Below are the records. Gather each line that holds "отправлено".

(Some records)

»»

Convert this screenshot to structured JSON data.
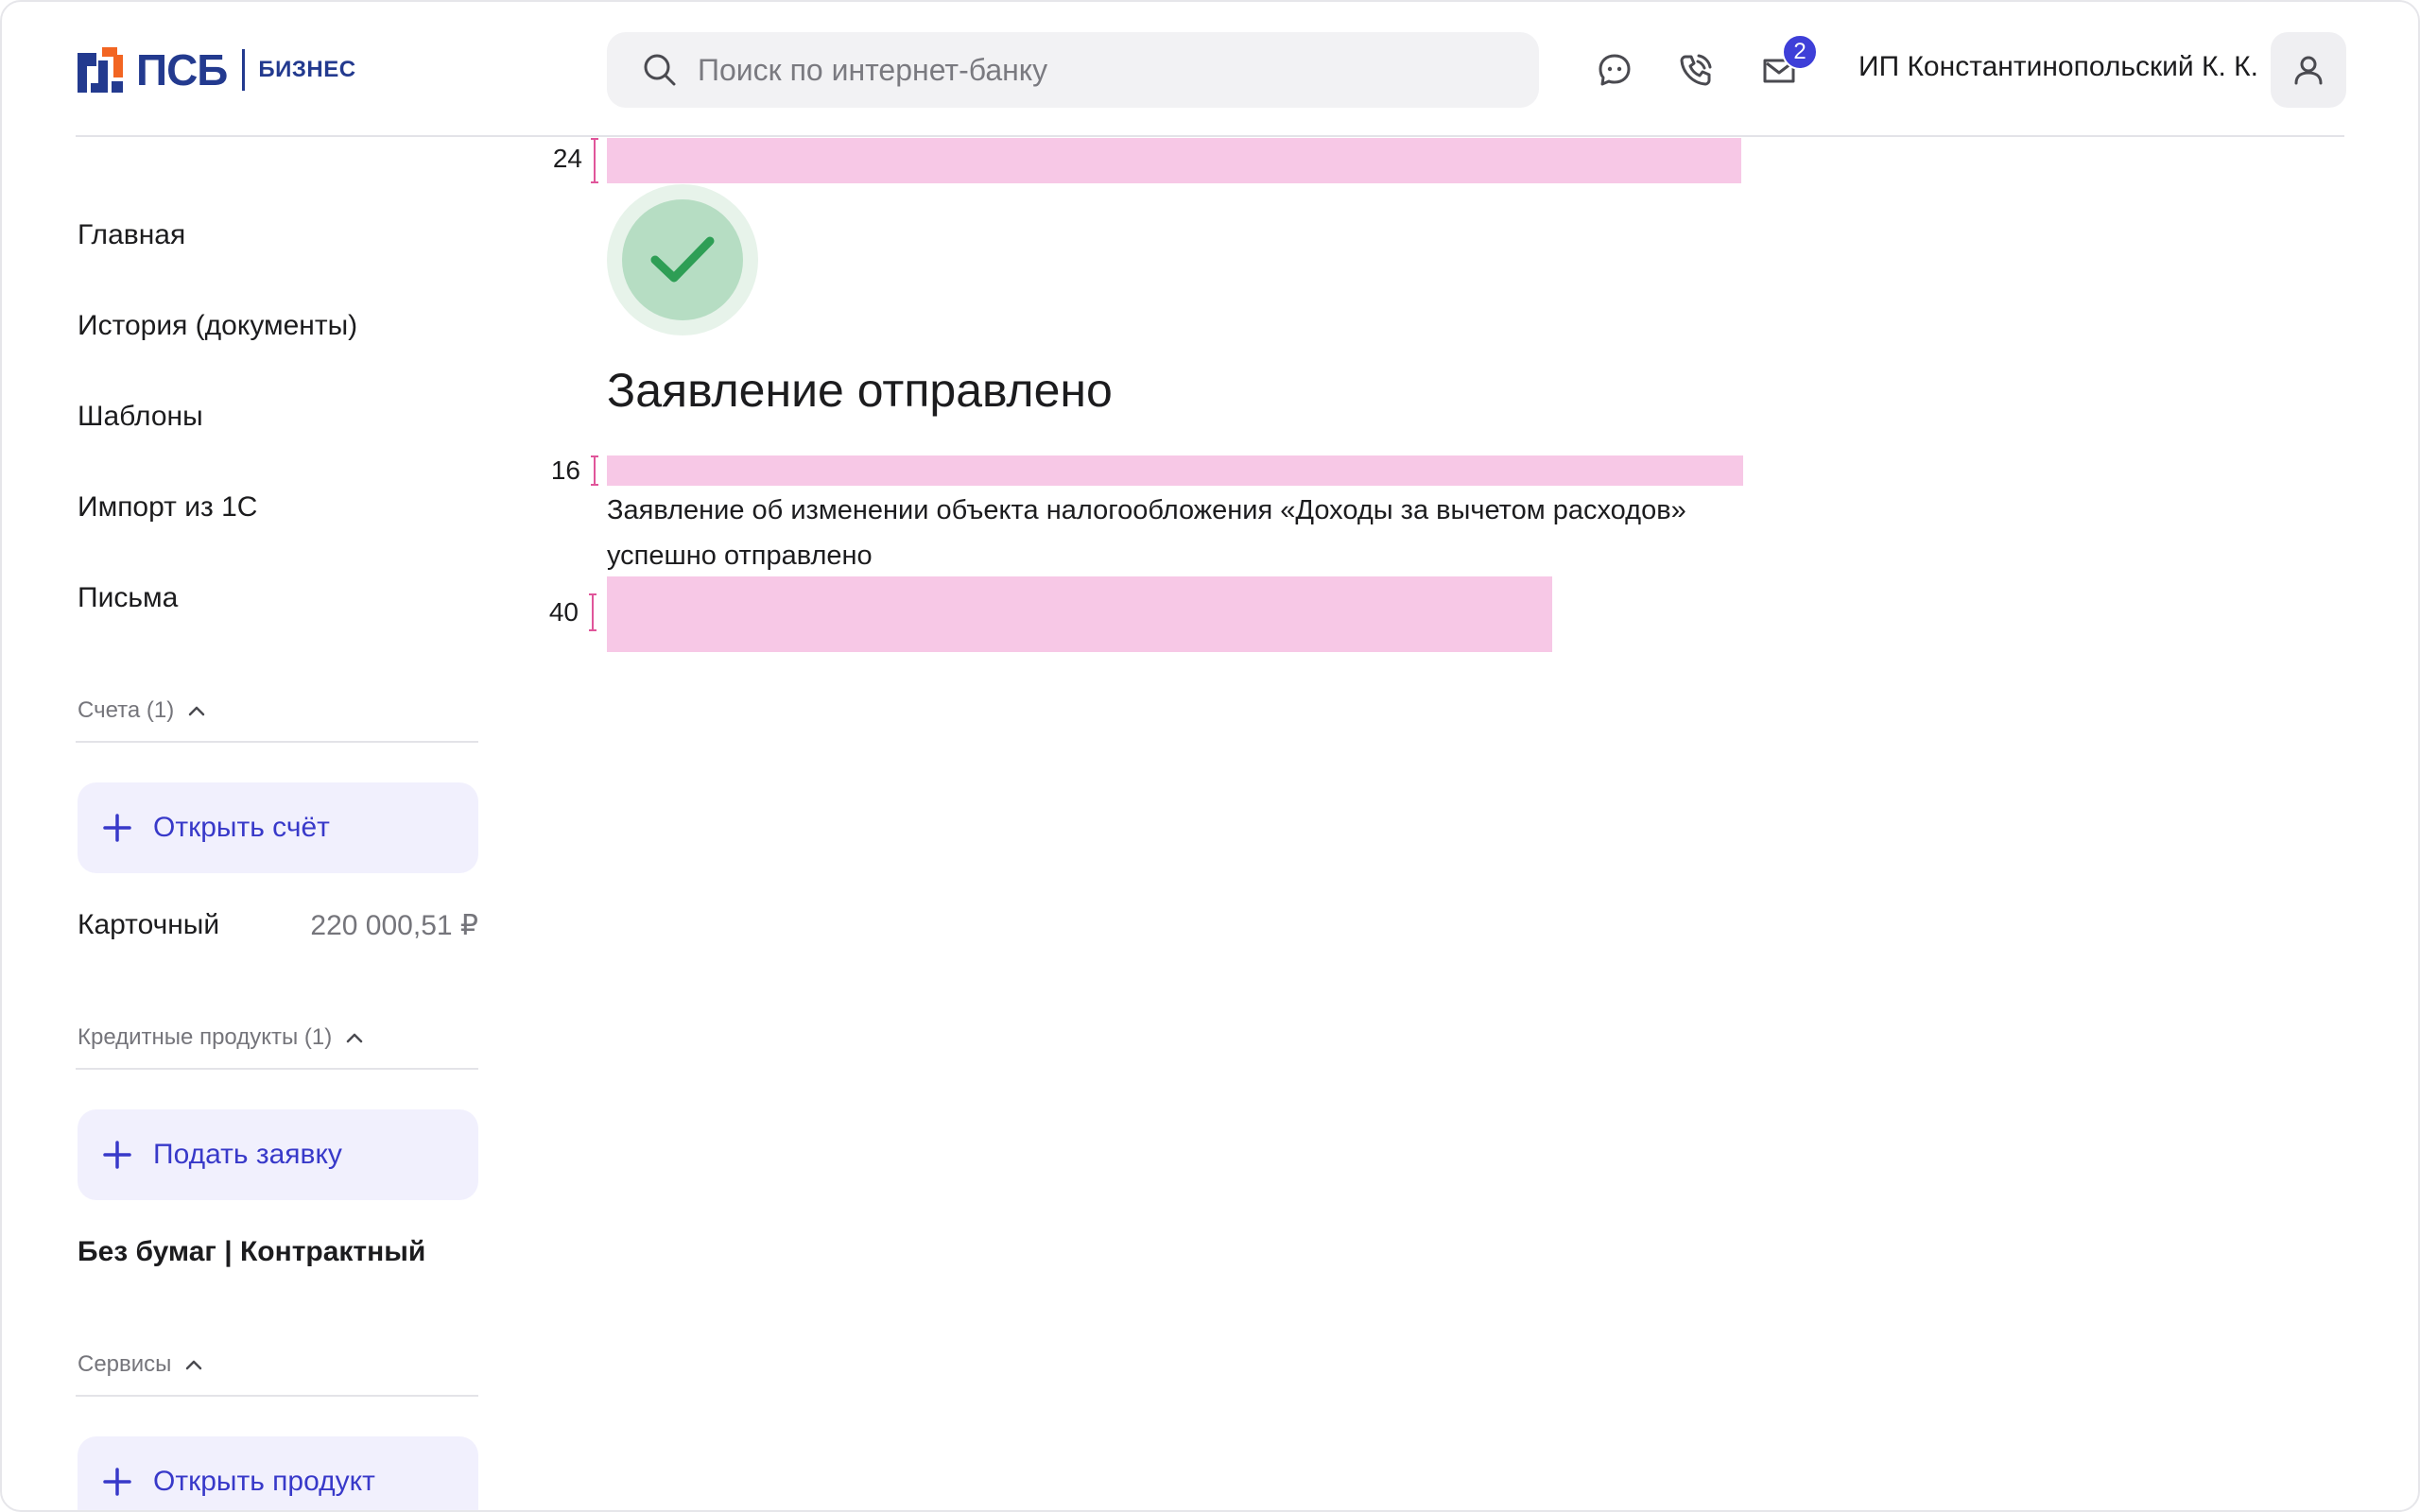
{
  "header": {
    "logo_name": "ПСБ",
    "logo_sub": "БИЗНЕС",
    "search_placeholder": "Поиск по интернет-банку",
    "notifications_count": "2",
    "user_name": "ИП Константинопольский К. К."
  },
  "sidebar": {
    "nav": [
      "Главная",
      "История (документы)",
      "Шаблоны",
      "Импорт из 1С",
      "Письма"
    ],
    "accounts": {
      "title": "Счета (1)",
      "add_label": "Открыть счёт",
      "items": [
        {
          "name": "Карточный",
          "amount": "220 000,51 ₽"
        }
      ]
    },
    "credit": {
      "title": "Кредитные продукты (1)",
      "add_label": "Подать заявку",
      "items": [
        {
          "name": "Без бумаг | Контрактный"
        }
      ]
    },
    "services": {
      "title": "Сервисы",
      "add_label": "Открыть продукт"
    }
  },
  "main": {
    "spacers": [
      "24",
      "16",
      "40"
    ],
    "title": "Заявление отправлено",
    "description": "Заявление об изменении объекта налогообложения «Доходы за вычетом расходов» успешно отправлено"
  },
  "colors": {
    "brand": "#233a8f",
    "accent": "#3839c9",
    "logo_orange": "#f26522",
    "success": "#2e9e55",
    "spacer": "#f7c8e6"
  }
}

««

_EXERCISE SOLUTION:_
    "title": "Заявление отправлено",
    "description": "Заявление об изменении объекта налогообложения «Доходы за вычетом расходов» успешно отправлено"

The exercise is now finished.